Written exercise: Using the data beneath, show every line that includes the word "name".

(Data records)

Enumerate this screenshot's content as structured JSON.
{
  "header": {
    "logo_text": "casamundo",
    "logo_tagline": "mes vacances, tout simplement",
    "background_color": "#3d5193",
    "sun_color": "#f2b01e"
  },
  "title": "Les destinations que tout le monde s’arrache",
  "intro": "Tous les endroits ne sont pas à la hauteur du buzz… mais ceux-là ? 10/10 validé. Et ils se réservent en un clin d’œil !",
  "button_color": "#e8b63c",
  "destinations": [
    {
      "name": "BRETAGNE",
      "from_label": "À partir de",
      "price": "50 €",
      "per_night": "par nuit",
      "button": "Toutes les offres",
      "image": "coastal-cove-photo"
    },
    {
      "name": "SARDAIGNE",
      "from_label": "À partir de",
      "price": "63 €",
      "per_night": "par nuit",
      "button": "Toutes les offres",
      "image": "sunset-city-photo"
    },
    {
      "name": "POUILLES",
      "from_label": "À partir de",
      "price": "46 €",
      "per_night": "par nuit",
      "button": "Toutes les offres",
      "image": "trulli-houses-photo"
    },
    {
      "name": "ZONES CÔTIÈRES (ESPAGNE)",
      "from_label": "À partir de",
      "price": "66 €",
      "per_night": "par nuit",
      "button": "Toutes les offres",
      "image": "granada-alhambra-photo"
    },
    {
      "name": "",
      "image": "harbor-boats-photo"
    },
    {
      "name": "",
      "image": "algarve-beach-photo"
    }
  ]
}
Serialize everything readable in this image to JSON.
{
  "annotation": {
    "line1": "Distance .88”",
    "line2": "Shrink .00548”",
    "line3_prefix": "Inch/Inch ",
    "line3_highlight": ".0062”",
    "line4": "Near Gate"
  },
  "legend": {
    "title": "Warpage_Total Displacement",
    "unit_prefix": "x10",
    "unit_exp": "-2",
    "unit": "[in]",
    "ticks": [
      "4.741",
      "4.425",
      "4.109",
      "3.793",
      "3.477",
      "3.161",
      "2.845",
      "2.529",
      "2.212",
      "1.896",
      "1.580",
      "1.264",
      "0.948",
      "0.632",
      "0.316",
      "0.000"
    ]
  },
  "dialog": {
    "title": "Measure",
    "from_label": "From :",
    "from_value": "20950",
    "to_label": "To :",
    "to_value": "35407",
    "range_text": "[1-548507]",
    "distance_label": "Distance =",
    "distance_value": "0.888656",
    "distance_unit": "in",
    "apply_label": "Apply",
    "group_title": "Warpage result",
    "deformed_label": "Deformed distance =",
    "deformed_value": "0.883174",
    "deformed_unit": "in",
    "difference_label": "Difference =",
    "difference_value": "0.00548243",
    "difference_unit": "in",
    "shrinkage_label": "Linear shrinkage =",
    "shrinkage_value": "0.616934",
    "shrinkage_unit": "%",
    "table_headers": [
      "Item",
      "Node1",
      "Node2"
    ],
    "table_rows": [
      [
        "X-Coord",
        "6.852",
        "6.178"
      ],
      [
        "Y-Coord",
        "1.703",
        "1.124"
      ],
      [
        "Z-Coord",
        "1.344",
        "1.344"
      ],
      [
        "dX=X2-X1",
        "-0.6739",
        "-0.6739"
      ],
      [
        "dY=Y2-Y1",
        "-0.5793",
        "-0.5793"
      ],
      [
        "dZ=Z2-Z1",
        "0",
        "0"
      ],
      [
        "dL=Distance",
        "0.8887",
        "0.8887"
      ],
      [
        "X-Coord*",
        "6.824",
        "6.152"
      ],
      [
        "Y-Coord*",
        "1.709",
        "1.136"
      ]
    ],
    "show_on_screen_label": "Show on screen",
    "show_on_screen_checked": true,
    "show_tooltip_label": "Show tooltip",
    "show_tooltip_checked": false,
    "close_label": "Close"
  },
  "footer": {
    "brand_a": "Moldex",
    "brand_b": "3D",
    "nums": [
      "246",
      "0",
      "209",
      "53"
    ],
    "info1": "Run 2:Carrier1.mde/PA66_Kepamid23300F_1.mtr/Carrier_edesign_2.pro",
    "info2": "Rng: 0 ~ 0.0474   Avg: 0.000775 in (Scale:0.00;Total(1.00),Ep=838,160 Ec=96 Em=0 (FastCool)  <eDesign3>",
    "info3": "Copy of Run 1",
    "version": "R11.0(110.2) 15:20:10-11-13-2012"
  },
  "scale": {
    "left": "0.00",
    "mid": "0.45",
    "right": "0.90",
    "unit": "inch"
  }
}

Written answer:
      "name": "BRETAGNE",
      "name": "SARDAIGNE",
      "name": "POUILLES",
      "name": "ZONES CÔTIÈRES (ESPAGNE)",
      "name": "",
      "name": "",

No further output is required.